■ **DIRECTIVE**
Copy each line of the records that contains the word "Information".

■ **ITEMS**
⟨

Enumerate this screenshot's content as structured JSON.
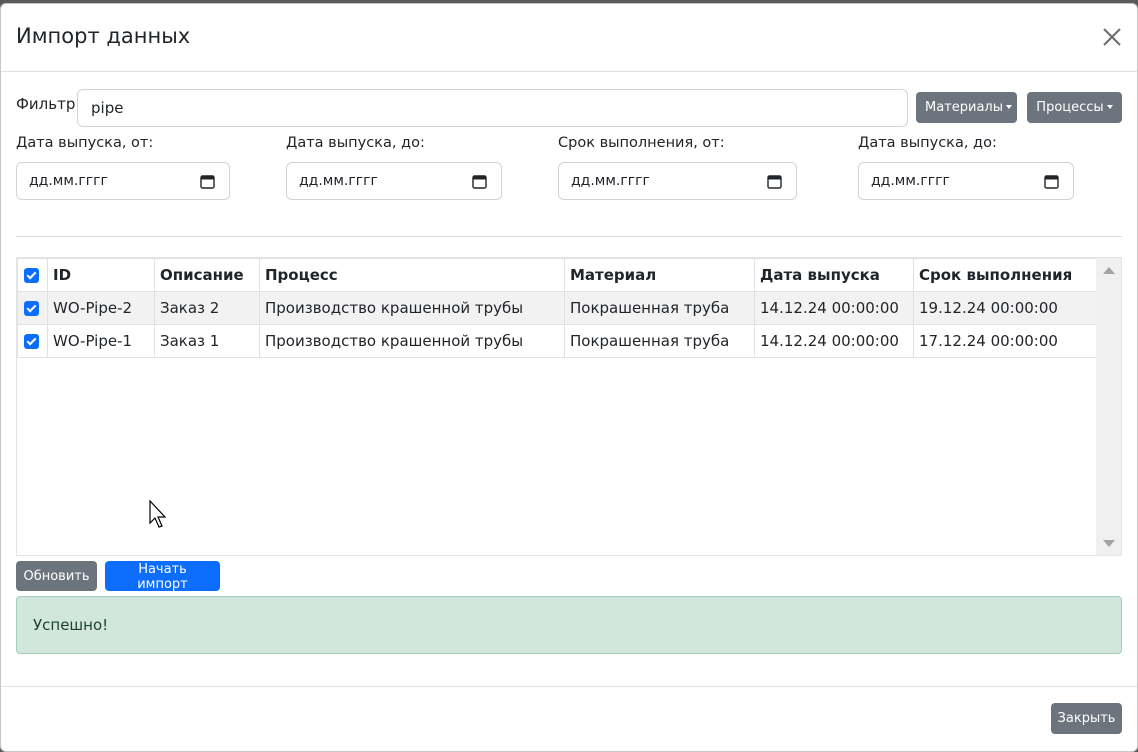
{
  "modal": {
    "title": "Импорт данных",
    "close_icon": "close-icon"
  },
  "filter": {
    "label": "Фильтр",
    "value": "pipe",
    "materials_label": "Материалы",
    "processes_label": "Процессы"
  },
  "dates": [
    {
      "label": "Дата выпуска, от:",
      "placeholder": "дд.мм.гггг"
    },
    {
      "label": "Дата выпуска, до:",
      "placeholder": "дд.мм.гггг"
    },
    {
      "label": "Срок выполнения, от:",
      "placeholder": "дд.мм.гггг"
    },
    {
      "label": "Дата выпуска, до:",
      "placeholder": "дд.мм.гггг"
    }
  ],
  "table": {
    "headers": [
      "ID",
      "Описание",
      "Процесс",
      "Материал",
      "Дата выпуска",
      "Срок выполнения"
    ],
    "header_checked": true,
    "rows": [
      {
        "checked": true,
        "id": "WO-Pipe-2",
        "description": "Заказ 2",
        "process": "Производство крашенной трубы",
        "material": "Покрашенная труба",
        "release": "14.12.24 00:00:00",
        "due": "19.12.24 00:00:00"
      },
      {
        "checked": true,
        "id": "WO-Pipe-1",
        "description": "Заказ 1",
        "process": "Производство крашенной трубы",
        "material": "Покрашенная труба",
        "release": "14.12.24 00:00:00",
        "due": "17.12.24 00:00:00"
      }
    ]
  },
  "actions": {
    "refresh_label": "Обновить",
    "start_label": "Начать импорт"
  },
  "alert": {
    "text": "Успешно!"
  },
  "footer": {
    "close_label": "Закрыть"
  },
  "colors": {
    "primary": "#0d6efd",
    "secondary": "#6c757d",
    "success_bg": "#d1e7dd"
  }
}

⟩
⟨

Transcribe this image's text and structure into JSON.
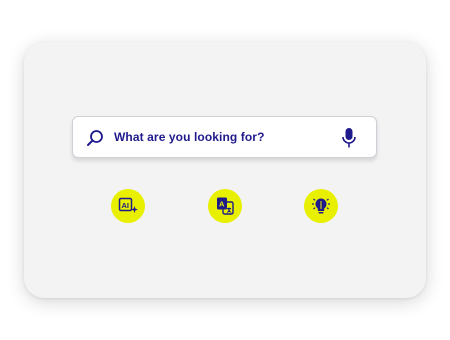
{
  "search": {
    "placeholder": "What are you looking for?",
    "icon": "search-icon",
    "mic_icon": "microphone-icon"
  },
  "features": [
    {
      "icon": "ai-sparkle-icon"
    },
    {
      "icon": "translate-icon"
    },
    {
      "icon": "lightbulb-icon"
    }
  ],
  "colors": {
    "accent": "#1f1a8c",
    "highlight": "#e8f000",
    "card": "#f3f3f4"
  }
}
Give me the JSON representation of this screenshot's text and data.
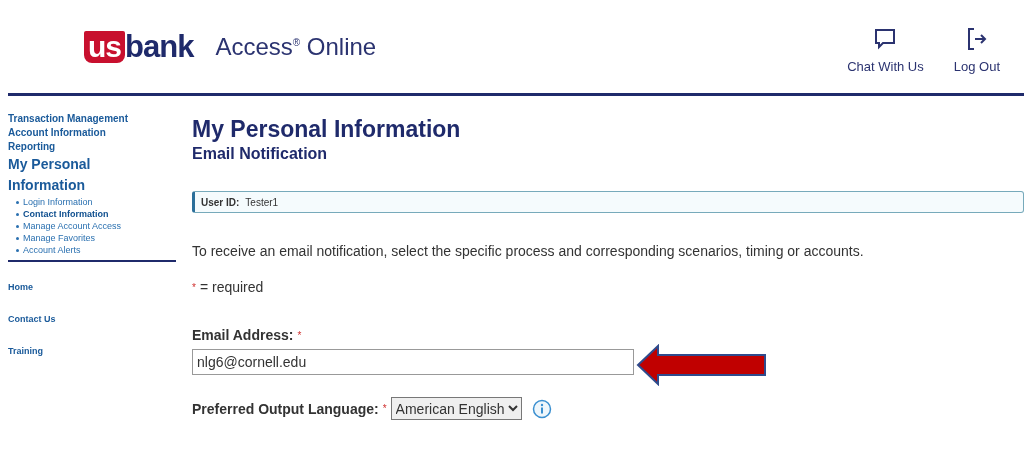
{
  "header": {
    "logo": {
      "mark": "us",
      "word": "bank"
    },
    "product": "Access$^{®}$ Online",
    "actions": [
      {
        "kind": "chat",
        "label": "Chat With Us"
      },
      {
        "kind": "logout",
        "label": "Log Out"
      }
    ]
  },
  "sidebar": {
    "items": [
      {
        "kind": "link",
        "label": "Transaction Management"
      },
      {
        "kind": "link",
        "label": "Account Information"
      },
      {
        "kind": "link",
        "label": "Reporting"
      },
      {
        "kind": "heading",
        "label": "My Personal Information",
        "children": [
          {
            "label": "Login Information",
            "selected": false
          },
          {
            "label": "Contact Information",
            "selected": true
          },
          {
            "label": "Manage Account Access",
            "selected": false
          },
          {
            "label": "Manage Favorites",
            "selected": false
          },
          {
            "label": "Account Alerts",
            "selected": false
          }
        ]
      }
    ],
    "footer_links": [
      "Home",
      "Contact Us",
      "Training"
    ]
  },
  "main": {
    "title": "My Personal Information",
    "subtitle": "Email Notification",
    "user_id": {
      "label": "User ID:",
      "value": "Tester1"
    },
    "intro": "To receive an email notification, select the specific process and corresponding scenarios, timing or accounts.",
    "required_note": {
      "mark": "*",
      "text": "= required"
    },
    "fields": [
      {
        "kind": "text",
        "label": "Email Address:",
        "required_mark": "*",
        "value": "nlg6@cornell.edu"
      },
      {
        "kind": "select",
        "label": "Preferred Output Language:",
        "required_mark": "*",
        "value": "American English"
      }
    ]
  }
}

⟩

■ **RESPONSE TO THIS EXERCISE**
        "label": "Account Information"
        "label": "My Personal Information",
            "label": "Login Information",
            "label": "Contact Information",
    "title": "My Personal Information",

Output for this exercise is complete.